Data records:
##########

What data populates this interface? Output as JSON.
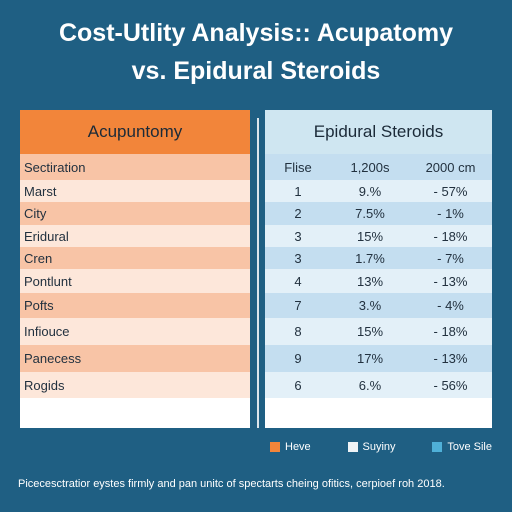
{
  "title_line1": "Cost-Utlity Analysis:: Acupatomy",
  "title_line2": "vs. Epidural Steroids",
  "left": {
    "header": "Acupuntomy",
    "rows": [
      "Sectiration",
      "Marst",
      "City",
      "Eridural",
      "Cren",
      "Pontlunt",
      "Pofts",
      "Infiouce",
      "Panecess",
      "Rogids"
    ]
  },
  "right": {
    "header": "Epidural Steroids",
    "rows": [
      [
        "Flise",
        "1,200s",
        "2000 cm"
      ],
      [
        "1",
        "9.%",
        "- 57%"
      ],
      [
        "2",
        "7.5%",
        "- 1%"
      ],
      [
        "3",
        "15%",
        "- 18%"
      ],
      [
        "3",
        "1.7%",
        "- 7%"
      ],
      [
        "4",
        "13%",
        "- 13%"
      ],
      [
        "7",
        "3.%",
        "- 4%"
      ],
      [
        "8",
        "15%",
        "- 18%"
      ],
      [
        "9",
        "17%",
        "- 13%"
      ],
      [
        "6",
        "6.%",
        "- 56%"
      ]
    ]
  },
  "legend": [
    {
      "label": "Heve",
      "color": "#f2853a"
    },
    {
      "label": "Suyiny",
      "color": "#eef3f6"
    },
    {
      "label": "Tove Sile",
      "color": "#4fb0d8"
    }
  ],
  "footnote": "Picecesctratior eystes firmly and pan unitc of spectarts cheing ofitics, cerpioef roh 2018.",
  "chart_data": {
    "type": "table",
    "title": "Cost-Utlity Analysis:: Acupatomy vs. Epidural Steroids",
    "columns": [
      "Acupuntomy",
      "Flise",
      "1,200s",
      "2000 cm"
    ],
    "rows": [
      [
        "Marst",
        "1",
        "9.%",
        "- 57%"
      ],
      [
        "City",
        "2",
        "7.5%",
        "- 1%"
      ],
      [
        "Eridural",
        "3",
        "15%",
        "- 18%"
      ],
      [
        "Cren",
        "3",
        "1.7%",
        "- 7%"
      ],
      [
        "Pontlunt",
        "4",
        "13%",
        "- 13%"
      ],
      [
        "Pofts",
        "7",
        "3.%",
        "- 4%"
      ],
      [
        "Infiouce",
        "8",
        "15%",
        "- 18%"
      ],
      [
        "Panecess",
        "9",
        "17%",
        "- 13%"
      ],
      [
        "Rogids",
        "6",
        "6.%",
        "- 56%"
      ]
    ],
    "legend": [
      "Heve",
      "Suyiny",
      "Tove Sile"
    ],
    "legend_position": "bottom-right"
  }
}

##########

## What to work on:
All of the material above should be reproduced exactly, except the pictures.

## The output:
What data populates this interface? Output as JSON.
{
  "title_line1": "Cost-Utlity Analysis:: Acupatomy",
  "title_line2": "vs. Epidural Steroids",
  "left": {
    "header": "Acupuntomy",
    "rows": [
      "Sectiration",
      "Marst",
      "City",
      "Eridural",
      "Cren",
      "Pontlunt",
      "Pofts",
      "Infiouce",
      "Panecess",
      "Rogids"
    ]
  },
  "right": {
    "header": "Epidural Steroids",
    "rows": [
      [
        "Flise",
        "1,200s",
        "2000 cm"
      ],
      [
        "1",
        "9.%",
        "- 57%"
      ],
      [
        "2",
        "7.5%",
        "- 1%"
      ],
      [
        "3",
        "15%",
        "- 18%"
      ],
      [
        "3",
        "1.7%",
        "- 7%"
      ],
      [
        "4",
        "13%",
        "- 13%"
      ],
      [
        "7",
        "3.%",
        "- 4%"
      ],
      [
        "8",
        "15%",
        "- 18%"
      ],
      [
        "9",
        "17%",
        "- 13%"
      ],
      [
        "6",
        "6.%",
        "- 56%"
      ]
    ]
  },
  "legend": [
    {
      "label": "Heve",
      "color": "#f2853a"
    },
    {
      "label": "Suyiny",
      "color": "#eef3f6"
    },
    {
      "label": "Tove Sile",
      "color": "#4fb0d8"
    }
  ],
  "footnote": "Picecesctratior eystes firmly and pan unitc of spectarts cheing ofitics, cerpioef roh 2018.",
  "chart_data": {
    "type": "table",
    "title": "Cost-Utlity Analysis:: Acupatomy vs. Epidural Steroids",
    "columns": [
      "Acupuntomy",
      "Flise",
      "1,200s",
      "2000 cm"
    ],
    "rows": [
      [
        "Marst",
        "1",
        "9.%",
        "- 57%"
      ],
      [
        "City",
        "2",
        "7.5%",
        "- 1%"
      ],
      [
        "Eridural",
        "3",
        "15%",
        "- 18%"
      ],
      [
        "Cren",
        "3",
        "1.7%",
        "- 7%"
      ],
      [
        "Pontlunt",
        "4",
        "13%",
        "- 13%"
      ],
      [
        "Pofts",
        "7",
        "3.%",
        "- 4%"
      ],
      [
        "Infiouce",
        "8",
        "15%",
        "- 18%"
      ],
      [
        "Panecess",
        "9",
        "17%",
        "- 13%"
      ],
      [
        "Rogids",
        "6",
        "6.%",
        "- 56%"
      ]
    ],
    "legend": [
      "Heve",
      "Suyiny",
      "Tove Sile"
    ],
    "legend_position": "bottom-right"
  }
}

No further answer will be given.